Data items
........

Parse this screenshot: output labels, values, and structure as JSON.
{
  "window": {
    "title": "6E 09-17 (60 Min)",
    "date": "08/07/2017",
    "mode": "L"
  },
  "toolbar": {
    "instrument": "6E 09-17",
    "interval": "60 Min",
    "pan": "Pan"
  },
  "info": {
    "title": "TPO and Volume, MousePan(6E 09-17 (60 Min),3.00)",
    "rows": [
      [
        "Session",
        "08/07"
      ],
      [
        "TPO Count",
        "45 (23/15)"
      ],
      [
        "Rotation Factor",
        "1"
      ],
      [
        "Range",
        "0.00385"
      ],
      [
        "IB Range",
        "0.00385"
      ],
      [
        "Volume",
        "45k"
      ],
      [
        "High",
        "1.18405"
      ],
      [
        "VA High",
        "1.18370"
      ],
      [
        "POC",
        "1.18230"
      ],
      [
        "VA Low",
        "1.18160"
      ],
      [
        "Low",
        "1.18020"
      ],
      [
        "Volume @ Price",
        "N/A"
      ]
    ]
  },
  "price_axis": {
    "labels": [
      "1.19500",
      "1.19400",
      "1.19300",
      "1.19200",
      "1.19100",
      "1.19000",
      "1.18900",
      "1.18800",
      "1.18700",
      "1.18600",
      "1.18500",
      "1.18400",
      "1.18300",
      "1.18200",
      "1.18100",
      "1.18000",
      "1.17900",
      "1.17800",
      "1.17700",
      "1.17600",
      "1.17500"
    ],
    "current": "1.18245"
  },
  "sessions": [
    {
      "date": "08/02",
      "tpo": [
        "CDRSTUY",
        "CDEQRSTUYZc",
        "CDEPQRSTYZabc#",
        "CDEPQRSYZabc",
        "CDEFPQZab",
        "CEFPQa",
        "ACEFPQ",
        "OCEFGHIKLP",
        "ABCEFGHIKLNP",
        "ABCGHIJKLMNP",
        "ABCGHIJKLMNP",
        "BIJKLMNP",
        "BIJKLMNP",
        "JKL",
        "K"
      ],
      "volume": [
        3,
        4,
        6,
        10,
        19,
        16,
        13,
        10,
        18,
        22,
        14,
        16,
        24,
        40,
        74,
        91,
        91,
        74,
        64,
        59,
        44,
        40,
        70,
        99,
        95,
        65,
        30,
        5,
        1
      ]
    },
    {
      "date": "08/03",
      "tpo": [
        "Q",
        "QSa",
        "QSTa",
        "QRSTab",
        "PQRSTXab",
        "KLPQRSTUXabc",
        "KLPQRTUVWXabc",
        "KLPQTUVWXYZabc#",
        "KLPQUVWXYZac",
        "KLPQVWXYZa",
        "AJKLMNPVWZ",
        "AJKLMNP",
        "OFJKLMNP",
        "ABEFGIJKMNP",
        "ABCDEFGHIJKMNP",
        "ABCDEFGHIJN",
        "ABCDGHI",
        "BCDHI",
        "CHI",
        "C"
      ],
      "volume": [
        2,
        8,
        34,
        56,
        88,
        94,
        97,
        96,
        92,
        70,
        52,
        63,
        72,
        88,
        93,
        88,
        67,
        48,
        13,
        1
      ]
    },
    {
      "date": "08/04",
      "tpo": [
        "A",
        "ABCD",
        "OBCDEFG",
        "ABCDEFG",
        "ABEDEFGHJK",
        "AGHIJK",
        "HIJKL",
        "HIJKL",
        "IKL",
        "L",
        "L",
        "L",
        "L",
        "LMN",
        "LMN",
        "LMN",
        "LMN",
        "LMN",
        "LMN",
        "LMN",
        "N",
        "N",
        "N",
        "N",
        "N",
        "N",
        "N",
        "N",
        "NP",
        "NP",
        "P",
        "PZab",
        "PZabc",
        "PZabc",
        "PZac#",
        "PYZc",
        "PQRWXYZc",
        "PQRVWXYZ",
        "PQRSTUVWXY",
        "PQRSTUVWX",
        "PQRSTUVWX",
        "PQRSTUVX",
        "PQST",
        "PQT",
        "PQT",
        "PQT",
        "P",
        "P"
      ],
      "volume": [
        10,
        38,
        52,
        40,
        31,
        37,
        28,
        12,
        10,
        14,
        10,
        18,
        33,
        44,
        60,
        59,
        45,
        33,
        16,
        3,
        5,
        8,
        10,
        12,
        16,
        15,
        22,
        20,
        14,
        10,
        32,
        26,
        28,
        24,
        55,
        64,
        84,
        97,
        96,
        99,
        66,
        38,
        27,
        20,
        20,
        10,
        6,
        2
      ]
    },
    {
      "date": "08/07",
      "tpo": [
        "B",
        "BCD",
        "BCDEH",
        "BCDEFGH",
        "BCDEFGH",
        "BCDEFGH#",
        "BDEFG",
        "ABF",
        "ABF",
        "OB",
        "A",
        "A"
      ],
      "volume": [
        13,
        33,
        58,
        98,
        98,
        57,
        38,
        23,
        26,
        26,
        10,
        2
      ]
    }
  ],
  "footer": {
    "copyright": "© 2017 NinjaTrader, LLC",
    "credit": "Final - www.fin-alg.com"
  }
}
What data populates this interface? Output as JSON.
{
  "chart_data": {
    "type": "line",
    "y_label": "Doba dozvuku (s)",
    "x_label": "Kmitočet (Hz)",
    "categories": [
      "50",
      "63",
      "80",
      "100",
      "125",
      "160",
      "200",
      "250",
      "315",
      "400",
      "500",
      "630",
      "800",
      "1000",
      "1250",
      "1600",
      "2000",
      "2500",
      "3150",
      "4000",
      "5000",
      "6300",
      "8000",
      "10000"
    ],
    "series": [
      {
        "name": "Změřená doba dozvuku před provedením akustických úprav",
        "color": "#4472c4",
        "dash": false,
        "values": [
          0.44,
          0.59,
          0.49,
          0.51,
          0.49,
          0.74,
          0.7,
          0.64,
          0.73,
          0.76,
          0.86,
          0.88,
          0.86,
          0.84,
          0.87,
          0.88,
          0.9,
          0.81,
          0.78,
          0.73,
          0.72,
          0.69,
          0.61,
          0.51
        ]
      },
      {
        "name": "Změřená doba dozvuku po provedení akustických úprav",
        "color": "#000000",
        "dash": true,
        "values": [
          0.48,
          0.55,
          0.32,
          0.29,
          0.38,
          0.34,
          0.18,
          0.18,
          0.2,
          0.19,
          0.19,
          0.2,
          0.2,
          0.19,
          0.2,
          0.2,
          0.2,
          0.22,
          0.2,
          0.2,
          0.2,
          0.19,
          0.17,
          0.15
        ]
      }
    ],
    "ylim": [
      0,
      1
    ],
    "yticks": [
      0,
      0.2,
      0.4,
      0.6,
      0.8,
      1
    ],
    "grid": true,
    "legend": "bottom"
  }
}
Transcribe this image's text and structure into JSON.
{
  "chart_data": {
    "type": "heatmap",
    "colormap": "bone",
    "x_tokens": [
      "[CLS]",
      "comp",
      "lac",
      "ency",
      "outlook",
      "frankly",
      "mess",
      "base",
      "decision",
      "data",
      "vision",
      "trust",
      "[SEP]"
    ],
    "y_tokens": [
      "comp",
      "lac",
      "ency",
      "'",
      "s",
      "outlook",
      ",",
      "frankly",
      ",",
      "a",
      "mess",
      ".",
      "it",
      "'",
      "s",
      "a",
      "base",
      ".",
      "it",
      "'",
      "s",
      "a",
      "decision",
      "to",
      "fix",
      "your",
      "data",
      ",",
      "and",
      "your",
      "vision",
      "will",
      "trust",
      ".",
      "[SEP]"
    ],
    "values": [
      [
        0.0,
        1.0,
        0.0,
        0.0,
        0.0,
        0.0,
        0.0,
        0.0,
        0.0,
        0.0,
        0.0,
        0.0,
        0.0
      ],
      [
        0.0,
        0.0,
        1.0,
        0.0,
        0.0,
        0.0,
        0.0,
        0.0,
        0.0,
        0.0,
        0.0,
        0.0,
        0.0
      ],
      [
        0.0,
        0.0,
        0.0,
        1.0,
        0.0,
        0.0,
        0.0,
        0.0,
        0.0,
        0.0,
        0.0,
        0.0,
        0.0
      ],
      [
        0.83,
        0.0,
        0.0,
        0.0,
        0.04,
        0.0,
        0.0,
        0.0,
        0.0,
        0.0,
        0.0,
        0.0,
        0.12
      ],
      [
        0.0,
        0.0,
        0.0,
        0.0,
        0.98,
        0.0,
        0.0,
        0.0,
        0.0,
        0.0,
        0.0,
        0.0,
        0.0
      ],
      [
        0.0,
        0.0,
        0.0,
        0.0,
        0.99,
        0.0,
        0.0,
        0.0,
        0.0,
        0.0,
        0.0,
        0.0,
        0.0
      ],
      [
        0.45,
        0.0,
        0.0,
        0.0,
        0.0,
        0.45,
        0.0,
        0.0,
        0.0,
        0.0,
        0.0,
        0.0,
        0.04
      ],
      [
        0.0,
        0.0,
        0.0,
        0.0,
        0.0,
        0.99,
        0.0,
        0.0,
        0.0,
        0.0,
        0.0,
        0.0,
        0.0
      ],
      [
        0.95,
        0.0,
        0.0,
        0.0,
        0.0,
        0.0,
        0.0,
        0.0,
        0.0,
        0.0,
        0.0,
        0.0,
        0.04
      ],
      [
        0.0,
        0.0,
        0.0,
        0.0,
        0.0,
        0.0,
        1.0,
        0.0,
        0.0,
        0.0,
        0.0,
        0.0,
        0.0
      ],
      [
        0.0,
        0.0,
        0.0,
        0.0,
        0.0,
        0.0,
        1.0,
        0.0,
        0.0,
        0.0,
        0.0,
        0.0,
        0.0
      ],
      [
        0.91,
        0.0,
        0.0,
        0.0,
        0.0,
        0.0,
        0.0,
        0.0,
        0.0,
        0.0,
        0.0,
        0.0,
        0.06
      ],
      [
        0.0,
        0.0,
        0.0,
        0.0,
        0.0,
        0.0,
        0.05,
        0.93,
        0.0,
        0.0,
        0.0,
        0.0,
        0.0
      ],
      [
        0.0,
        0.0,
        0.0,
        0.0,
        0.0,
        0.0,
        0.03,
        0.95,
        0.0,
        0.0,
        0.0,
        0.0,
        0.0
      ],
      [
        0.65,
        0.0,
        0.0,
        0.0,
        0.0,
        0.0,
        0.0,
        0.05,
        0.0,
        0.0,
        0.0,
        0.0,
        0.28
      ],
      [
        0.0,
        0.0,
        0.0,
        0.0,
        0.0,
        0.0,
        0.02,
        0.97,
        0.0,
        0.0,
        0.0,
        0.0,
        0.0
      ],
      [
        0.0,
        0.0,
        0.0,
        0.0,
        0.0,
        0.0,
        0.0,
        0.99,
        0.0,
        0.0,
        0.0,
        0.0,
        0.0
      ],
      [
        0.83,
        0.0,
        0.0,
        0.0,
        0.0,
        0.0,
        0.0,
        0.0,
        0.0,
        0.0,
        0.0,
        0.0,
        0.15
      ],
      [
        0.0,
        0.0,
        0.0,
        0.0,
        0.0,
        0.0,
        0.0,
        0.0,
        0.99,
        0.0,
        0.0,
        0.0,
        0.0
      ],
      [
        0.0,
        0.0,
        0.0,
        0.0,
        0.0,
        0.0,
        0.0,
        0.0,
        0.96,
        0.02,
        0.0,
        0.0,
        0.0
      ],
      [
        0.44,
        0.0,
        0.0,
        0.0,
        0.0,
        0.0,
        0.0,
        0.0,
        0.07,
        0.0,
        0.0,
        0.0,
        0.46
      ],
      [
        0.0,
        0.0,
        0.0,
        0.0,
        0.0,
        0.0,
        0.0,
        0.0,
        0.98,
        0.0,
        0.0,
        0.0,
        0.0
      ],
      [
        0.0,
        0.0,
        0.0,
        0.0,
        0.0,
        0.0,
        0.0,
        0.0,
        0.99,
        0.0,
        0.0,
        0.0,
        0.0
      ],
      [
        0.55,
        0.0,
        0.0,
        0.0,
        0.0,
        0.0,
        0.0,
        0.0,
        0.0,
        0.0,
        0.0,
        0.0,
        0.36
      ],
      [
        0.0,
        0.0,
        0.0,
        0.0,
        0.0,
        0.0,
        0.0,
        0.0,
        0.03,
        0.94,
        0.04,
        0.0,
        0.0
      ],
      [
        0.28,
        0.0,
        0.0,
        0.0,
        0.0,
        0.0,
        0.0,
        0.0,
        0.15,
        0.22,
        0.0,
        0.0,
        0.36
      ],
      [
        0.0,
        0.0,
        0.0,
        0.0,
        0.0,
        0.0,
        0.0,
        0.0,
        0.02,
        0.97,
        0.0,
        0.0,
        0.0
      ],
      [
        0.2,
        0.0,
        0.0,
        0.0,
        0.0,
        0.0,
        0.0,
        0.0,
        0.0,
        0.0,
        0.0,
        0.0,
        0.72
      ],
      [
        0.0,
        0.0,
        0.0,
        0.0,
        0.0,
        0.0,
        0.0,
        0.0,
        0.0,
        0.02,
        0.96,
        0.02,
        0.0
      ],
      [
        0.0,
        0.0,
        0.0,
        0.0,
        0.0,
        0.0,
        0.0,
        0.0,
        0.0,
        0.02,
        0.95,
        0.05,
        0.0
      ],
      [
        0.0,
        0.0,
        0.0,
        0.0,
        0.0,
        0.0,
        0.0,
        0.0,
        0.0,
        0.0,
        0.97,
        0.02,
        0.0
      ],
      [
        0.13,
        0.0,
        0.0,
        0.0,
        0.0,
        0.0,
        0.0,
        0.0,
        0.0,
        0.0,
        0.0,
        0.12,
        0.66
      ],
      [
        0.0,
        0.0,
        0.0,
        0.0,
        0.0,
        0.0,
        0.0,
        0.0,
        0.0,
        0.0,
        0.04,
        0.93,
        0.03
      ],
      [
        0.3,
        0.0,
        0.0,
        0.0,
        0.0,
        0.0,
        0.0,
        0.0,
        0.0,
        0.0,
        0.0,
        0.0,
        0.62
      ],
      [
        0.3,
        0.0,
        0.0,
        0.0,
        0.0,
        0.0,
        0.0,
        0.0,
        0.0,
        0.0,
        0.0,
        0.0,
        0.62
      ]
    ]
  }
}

........

Work to do:
Gather all lines from the listing above in which "labels" occurs.

Right answer:
Parse this screenshot: output labels, values, and structure as JSON.
    "labels": [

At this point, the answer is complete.